#### WRITTEN TASK:
Collect every line in the records below that contains the word "client".

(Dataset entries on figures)

══════

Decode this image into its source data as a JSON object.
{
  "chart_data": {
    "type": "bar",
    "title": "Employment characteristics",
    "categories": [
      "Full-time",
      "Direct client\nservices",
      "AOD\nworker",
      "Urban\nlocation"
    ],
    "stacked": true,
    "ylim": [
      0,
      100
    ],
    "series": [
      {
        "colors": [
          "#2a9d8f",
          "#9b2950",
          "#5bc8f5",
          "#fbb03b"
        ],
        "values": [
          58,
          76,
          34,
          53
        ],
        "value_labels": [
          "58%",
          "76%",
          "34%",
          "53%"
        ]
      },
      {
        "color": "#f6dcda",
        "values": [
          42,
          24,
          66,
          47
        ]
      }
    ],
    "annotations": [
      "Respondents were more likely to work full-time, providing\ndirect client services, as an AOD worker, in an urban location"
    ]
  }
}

══════

#### COMPLETE ANSWER:
      "Direct client\nservices",
      "Respondents were more likely to work full-time, providing\ndirect client services, as an AOD worker, in an urban location"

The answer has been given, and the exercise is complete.